● YOUR TASK: Below is a listing to write out in full, exactly as given, without its pictures.

● MATERIAL FOR THIS EXERCISE:
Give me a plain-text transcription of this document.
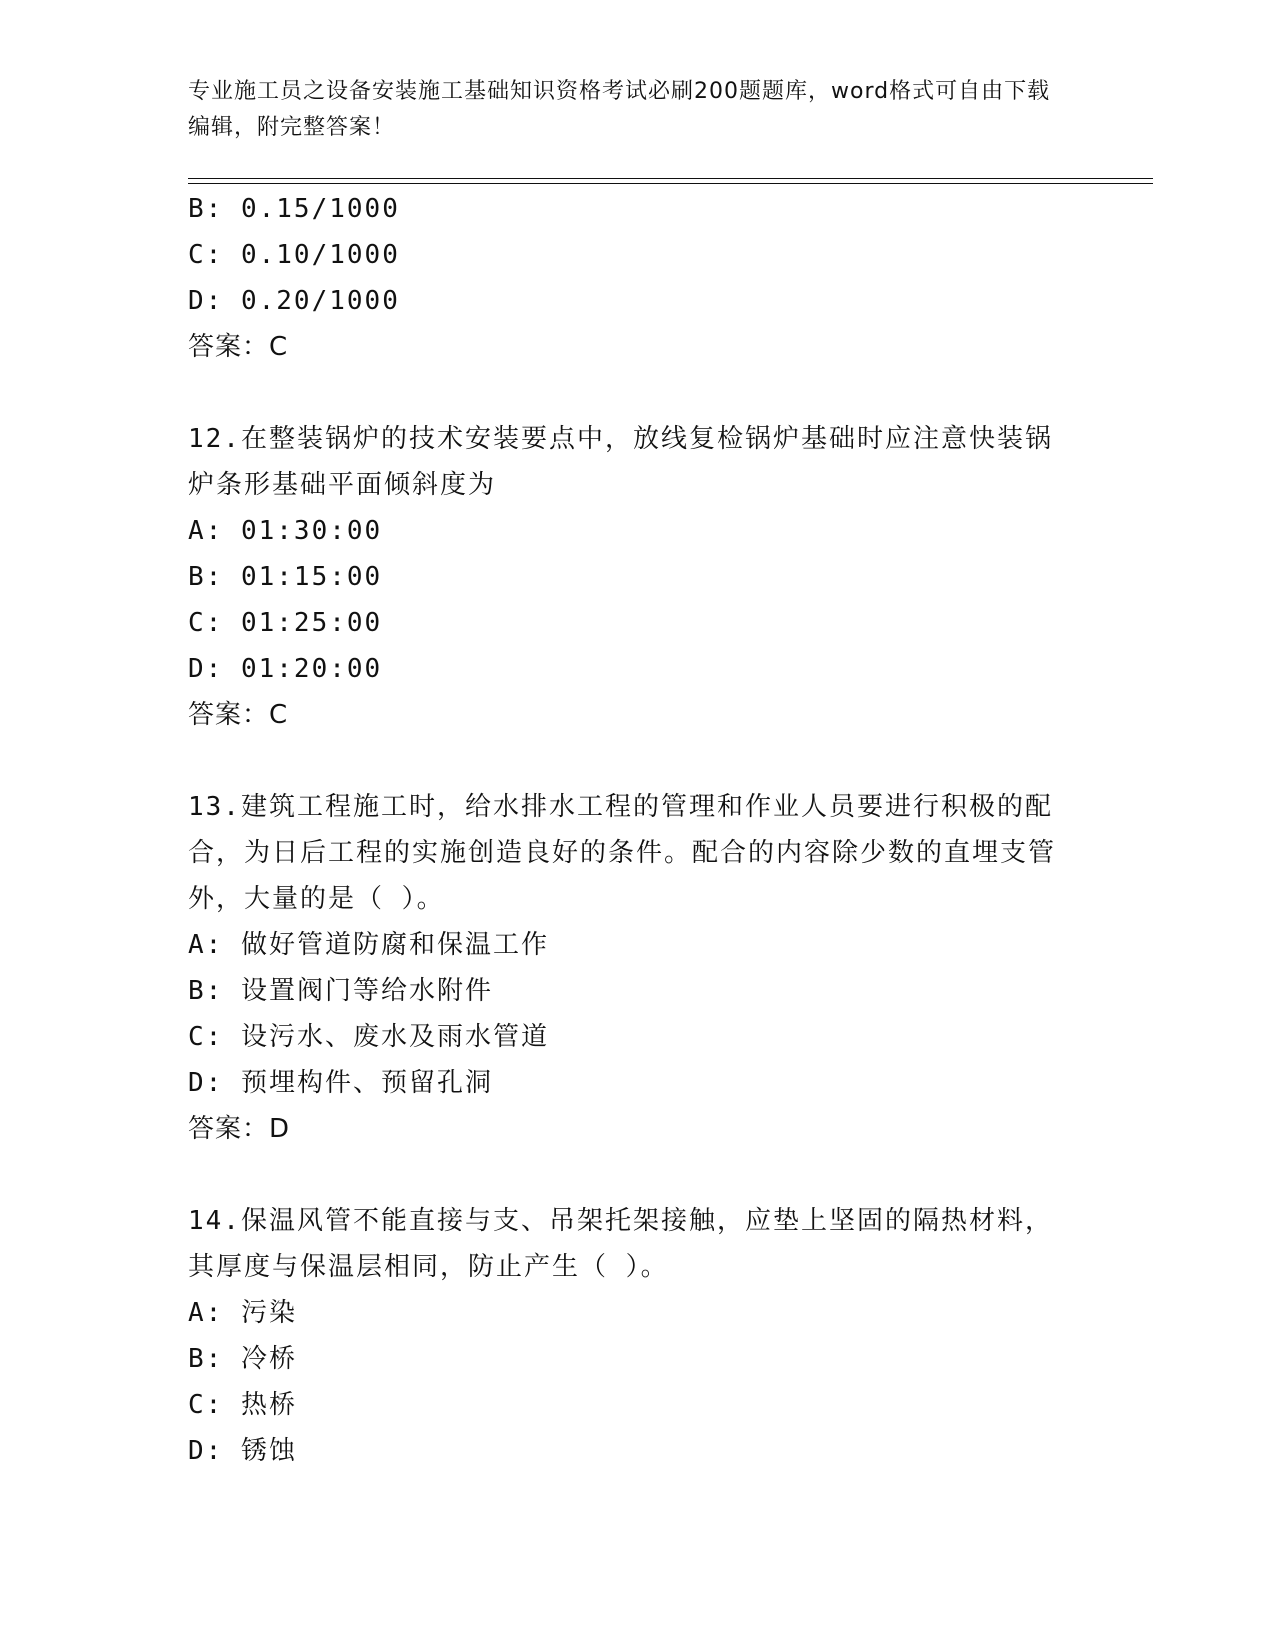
专业施工员之设备安装施工基础知识资格考试必刷200题题库，word格式可自由下载编辑，附完整答案！
B: 0.15/1000
C: 0.10/1000
D: 0.20/1000
答案：C
12.在整装锅炉的技术安装要点中，放线复检锅炉基础时应注意快装锅炉条形基础平面倾斜度为
A: 01:30:00
B: 01:15:00
C: 01:25:00
D: 01:20:00
答案：C
13.建筑工程施工时，给水排水工程的管理和作业人员要进行积极的配合，为日后工程的实施创造良好的条件。配合的内容除少数的直埋支管外，大量的是（ ）。
A: 做好管道防腐和保温工作
B: 设置阀门等给水附件
C: 设污水、废水及雨水管道
D: 预埋构件、预留孔洞
答案：D
14.保温风管不能直接与支、吊架托架接触，应垫上坚固的隔热材料，其厚度与保温层相同，防止产生（ ）。
A: 污染
B: 冷桥
C: 热桥
D: 锈蚀
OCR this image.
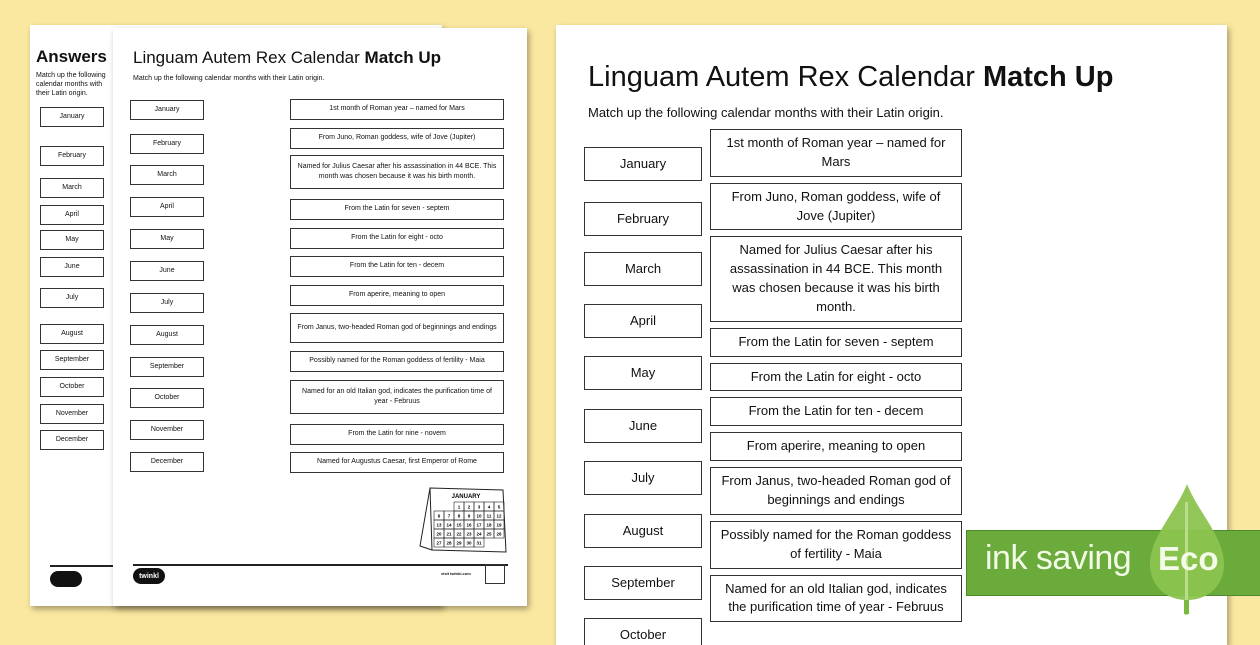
Answers
Match up the following calendar months with their Latin origin.
January
February
March
April
May
June
July
August
September
October
November
December
Linguam Autem Rex Calendar Match Up
Match up the following calendar months with their Latin origin.
JANUARY
1 2 3 4 5
6 7 8 9 10 11 12
13 14 15 16 17 18 19
20 21 22 23 24 25 26
27 28 29 30 31
twinkl	visit twinkl.com
January
February
March
April
May
June
July
August
September
October
November
December
1st month of Roman year – named for Mars
From Juno, Roman goddess, wife of Jove (Jupiter)
Named for Julius Caesar after his assassination in 44 BCE. This month was chosen because it was his birth month.
From the Latin for seven - septem
From the Latin for eight - octo
From the Latin for ten - decem
From aperire, meaning to open
From Janus, two-headed Roman god of beginnings and endings
Possibly named for the Roman goddess of fertility - Maia
Named for an old Italian god, indicates the purification time of year - Februus
From the Latin for nine - novem
Named for Augustus Caesar, first Emperor of Rome
Linguam Autem Rex Calendar Match Up
Match up the following calendar months with their Latin origin.
1st month of Roman year – named for Mars
From Juno, Roman goddess, wife of Jove (Jupiter)
Named for Julius Caesar after his assassination in 44 BCE. This month was chosen because it was his birth month.
From the Latin for seven - septem
From the Latin for eight - octo
From the Latin for ten - decem
From aperire, meaning to open
From Janus, two-headed Roman god of beginnings and endings
Possibly named for the Roman goddess of fertility - Maia
Named for an old Italian god, indicates the purification time of year - Februus
January
February
March
April
May
June
July
August
September
October
ink saving Eco
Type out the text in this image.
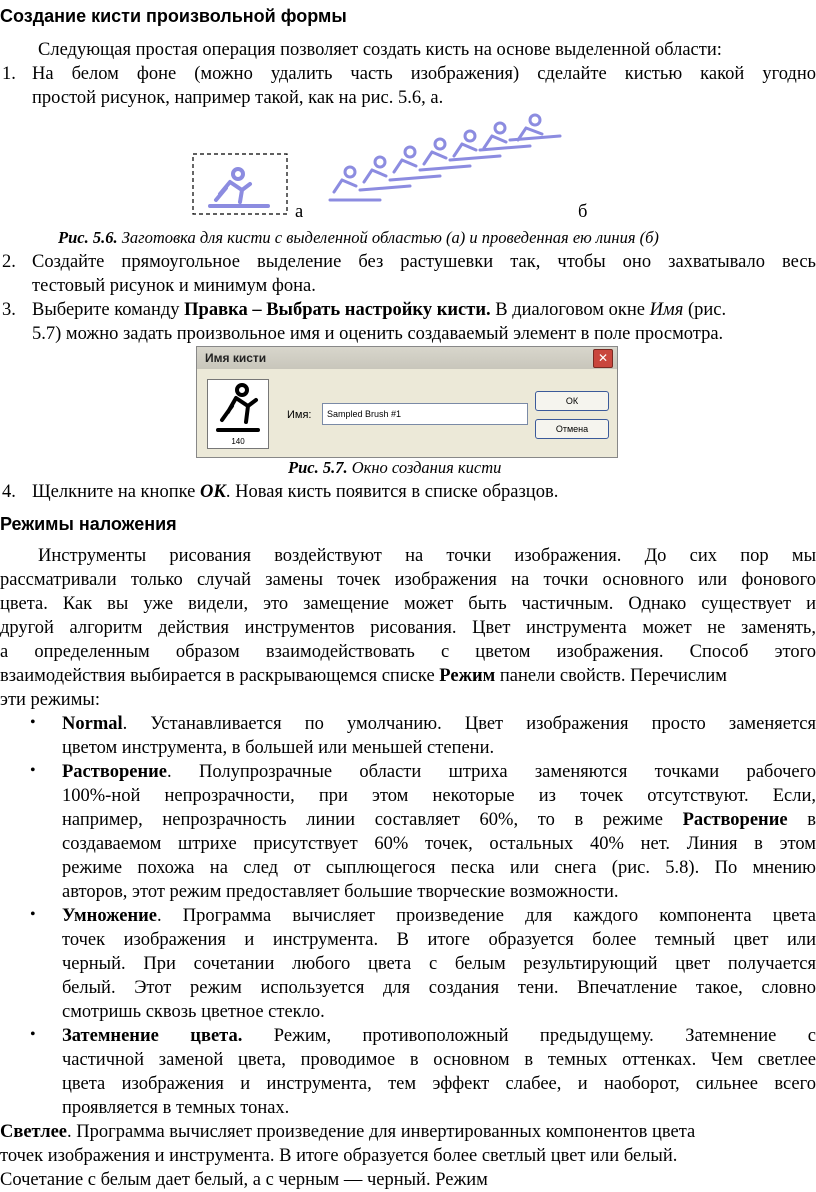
Создание кисти произвольной формы
Следующая простая операция позволяет создать кисть на основе выделенной области:
1. На белом фоне (можно удалить часть изображения) сделайте кистью какой угодно
простой рисунок, например такой, как на рис. 5.6, а.
а	б
Рис. 5.6. Заготовка для кисти с выделенной областью (а) и проведенная ею линия (б)
2. Создайте прямоугольное выделение без растушевки так, чтобы оно захватывало весь
тестовый рисунок и минимум фона.
3. Выберите команду Правка – Выбрать настройку кисти. В диалоговом окне Имя (рис.
5.7) можно задать произвольное имя и оценить создаваемый элемент в поле просмотра.
Имя кисти	✕
140
Имя:	Sampled Brush #1
ОК
Отмена
Рис. 5.7. Окно создания кисти
4. Щелкните на кнопке ОК. Новая кисть появится в списке образцов.
Режимы наложения
Инструменты рисования воздействуют на точки изображения. До сих пор мы
рассматривали только случай замены точек изображения на точки основного или фонового
цвета. Как вы уже видели, это замещение может быть частичным. Однако существует и
другой алгоритм действия инструментов рисования. Цвет инструмента может не заменять,
а определенным образом взаимодействовать с цветом изображения. Способ этого
взаимодействия выбирается в раскрывающемся списке Режим панели свойств. Перечислим
эти режимы:
• Normal. Устанавливается по умолчанию. Цвет изображения просто заменяется
цветом инструмента, в большей или меньшей степени.
• Растворение. Полупрозрачные области штриха заменяются точками рабочего
100%-ной непрозрачности, при этом некоторые из точек отсутствуют. Если,
например, непрозрачность линии составляет 60%, то в режиме Растворение в
создаваемом штрихе присутствует 60% точек, остальных 40% нет. Линия в этом
режиме похожа на след от сыплющегося песка или снега (рис. 5.8). По мнению
авторов, этот режим предоставляет большие творческие возможности.
• Умножение. Программа вычисляет произведение для каждого компонента цвета
точек изображения и инструмента. В итоге образуется более темный цвет или
черный. При сочетании любого цвета с белым результирующий цвет получается
белый. Этот режим используется для создания тени. Впечатление такое, словно
смотришь сквозь цветное стекло.
• Затемнение цвета. Режим, противоположный предыдущему. Затемнение с
частичной заменой цвета, проводимое в основном в темных оттенках. Чем светлее
цвета изображения и инструмента, тем эффект слабее, и наоборот, сильнее всего
проявляется в темных тонах.
Светлее. Программа вычисляет произведение для инвертированных компонентов цвета
точек изображения и инструмента. В итоге образуется более светлый цвет или белый.
Сочетание с белым дает белый, а с черным — черный. Режим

● PROBLEM SOLUTION:
Give me a plain-text transcription of this document.
专业施工员之设备安装施工基础知识资格考试必刷200题题库，word格式可自由下载编辑，附完整答案！
B: 0.15/1000
C: 0.10/1000
D: 0.20/1000
答案：C
12.在整装锅炉的技术安装要点中，放线复检锅炉基础时应注意快装锅炉条形基础平面倾斜度为
A: 01:30:00
B: 01:15:00
C: 01:25:00
D: 01:20:00
答案：C
13.建筑工程施工时，给水排水工程的管理和作业人员要进行积极的配合，为日后工程的实施创造良好的条件。配合的内容除少数的直埋支管外，大量的是（ ）。
A: 做好管道防腐和保温工作
B: 设置阀门等给水附件
C: 设污水、废水及雨水管道
D: 预埋构件、预留孔洞
答案：D
14.保温风管不能直接与支、吊架托架接触，应垫上坚固的隔热材料，其厚度与保温层相同，防止产生（ ）。
A: 污染
B: 冷桥
C: 热桥
D: 锈蚀
OCR this image.
Answers
Match up the following calendar months with their Latin origin.
January
February
March
April
May
June
July
August
September
October
November
December
Linguam Autem Rex Calendar Match Up
Match up the following calendar months with their Latin origin.
JANUARY
1 2 3 4 5
6 7 8 9 10 11 12
13 14 15 16 17 18 19
20 21 22 23 24 25 26
27 28 29 30 31
twinkl	visit twinkl.com
January
February
March
April
May
June
July
August
September
October
November
December
1st month of Roman year – named for Mars
From Juno, Roman goddess, wife of Jove (Jupiter)
Named for Julius Caesar after his assassination in 44 BCE. This month was chosen because it was his birth month.
From the Latin for seven - septem
From the Latin for eight - octo
From the Latin for ten - decem
From aperire, meaning to open
From Janus, two-headed Roman god of beginnings and endings
Possibly named for the Roman goddess of fertility - Maia
Named for an old Italian god, indicates the purification time of year - Februus
From the Latin for nine - novem
Named for Augustus Caesar, first Emperor of Rome
Linguam Autem Rex Calendar Match Up
Match up the following calendar months with their Latin origin.
1st month of Roman year – named for Mars
From Juno, Roman goddess, wife of Jove (Jupiter)
Named for Julius Caesar after his assassination in 44 BCE. This month was chosen because it was his birth month.
From the Latin for seven - septem
From the Latin for eight - octo
From the Latin for ten - decem
From aperire, meaning to open
From Janus, two-headed Roman god of beginnings and endings
Possibly named for the Roman goddess of fertility - Maia
Named for an old Italian god, indicates the purification time of year - Februus
January
February
March
April
May
June
July
August
September
October
ink saving Eco
Type out the text in this image.
Создание кисти произвольной формы
Следующая простая операция позволяет создать кисть на основе выделенной области:
1. На белом фоне (можно удалить часть изображения) сделайте кистью какой угодно
простой рисунок, например такой, как на рис. 5.6, а.
а	б
Рис. 5.6. Заготовка для кисти с выделенной областью (а) и проведенная ею линия (б)
2. Создайте прямоугольное выделение без растушевки так, чтобы оно захватывало весь
тестовый рисунок и минимум фона.
3. Выберите команду Правка – Выбрать настройку кисти. В диалоговом окне Имя (рис.
5.7) можно задать произвольное имя и оценить создаваемый элемент в поле просмотра.
Имя кисти	✕
140
Имя:	Sampled Brush #1
ОК
Отмена
Рис. 5.7. Окно создания кисти
4. Щелкните на кнопке ОК. Новая кисть появится в списке образцов.
Режимы наложения
Инструменты рисования воздействуют на точки изображения. До сих пор мы
рассматривали только случай замены точек изображения на точки основного или фонового
цвета. Как вы уже видели, это замещение может быть частичным. Однако существует и
другой алгоритм действия инструментов рисования. Цвет инструмента может не заменять,
а определенным образом взаимодействовать с цветом изображения. Способ этого
взаимодействия выбирается в раскрывающемся списке Режим панели свойств. Перечислим
эти режимы:
• Normal. Устанавливается по умолчанию. Цвет изображения просто заменяется
цветом инструмента, в большей или меньшей степени.
• Растворение. Полупрозрачные области штриха заменяются точками рабочего
100%-ной непрозрачности, при этом некоторые из точек отсутствуют. Если,
например, непрозрачность линии составляет 60%, то в режиме Растворение в
создаваемом штрихе присутствует 60% точек, остальных 40% нет. Линия в этом
режиме похожа на след от сыплющегося песка или снега (рис. 5.8). По мнению
авторов, этот режим предоставляет большие творческие возможности.
• Умножение. Программа вычисляет произведение для каждого компонента цвета
точек изображения и инструмента. В итоге образуется более темный цвет или
черный. При сочетании любого цвета с белым результирующий цвет получается
белый. Этот режим используется для создания тени. Впечатление такое, словно
смотришь сквозь цветное стекло.
• Затемнение цвета. Режим, противоположный предыдущему. Затемнение с
частичной заменой цвета, проводимое в основном в темных оттенках. Чем светлее
цвета изображения и инструмента, тем эффект слабее, и наоборот, сильнее всего
проявляется в темных тонах.
Светлее. Программа вычисляет произведение для инвертированных компонентов цвета
точек изображения и инструмента. В итоге образуется более светлый цвет или белый.
Сочетание с белым дает белый, а с черным — черный. Режим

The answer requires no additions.